Records from a collection of figures:
---
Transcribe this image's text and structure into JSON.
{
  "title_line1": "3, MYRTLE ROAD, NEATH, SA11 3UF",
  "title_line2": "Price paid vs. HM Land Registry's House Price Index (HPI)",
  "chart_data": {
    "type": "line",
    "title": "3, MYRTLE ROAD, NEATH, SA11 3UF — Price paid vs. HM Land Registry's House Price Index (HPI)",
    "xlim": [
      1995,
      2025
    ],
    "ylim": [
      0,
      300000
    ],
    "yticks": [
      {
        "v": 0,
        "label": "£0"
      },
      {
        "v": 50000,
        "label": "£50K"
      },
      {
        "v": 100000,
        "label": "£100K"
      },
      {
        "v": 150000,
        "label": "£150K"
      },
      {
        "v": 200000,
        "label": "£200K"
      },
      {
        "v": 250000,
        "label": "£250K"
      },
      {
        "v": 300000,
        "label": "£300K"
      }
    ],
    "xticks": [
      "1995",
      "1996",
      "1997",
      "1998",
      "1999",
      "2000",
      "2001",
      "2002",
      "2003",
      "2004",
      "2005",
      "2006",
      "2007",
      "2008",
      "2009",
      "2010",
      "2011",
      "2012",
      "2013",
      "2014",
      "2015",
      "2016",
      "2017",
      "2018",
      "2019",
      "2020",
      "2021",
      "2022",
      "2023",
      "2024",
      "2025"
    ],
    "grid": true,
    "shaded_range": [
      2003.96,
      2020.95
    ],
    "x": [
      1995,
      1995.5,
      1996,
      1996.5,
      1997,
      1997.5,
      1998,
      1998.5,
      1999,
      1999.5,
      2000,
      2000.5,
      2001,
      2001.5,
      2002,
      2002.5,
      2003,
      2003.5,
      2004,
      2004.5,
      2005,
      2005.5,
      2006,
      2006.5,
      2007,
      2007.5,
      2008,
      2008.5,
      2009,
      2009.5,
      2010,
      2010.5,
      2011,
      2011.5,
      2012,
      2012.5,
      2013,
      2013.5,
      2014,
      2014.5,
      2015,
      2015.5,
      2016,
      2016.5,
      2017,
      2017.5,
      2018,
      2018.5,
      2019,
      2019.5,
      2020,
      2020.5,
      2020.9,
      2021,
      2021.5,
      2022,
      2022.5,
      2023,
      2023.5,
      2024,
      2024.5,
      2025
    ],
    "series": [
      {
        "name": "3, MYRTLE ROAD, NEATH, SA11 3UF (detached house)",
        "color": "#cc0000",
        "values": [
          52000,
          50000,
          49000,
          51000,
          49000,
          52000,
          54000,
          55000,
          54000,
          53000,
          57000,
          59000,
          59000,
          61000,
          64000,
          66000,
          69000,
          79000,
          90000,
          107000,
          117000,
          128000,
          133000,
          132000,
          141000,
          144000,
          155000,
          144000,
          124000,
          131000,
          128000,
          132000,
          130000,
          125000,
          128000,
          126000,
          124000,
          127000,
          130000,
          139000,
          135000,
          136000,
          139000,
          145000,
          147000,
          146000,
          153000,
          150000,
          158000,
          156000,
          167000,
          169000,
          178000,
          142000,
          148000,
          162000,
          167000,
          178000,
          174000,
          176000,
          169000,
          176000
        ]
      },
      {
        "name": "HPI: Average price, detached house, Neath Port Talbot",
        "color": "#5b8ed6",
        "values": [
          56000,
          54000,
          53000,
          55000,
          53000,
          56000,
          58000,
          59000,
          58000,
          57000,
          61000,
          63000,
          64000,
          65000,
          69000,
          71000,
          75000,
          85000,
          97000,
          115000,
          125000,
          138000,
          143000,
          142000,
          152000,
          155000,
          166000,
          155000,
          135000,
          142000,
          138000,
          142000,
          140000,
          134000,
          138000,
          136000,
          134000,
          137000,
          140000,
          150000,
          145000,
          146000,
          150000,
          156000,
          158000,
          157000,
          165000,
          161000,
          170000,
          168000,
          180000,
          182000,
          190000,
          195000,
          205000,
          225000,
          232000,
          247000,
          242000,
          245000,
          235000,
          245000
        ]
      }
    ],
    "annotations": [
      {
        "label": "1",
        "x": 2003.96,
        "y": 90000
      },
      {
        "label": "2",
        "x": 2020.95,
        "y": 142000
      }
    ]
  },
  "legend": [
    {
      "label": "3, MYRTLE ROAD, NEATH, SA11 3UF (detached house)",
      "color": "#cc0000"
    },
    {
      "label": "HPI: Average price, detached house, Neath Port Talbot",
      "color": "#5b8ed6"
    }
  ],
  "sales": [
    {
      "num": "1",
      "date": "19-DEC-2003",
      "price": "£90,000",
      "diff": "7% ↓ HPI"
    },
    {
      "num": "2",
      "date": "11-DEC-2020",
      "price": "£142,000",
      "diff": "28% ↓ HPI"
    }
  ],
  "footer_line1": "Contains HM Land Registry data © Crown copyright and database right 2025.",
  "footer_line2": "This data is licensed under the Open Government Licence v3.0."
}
---
Make a list of all lines in the data that contain "name".

        "name": "3, MYRTLE ROAD, NEATH, SA11 3UF (detached house)",
        "name": "HPI: Average price, detached house, Neath Port Talbot",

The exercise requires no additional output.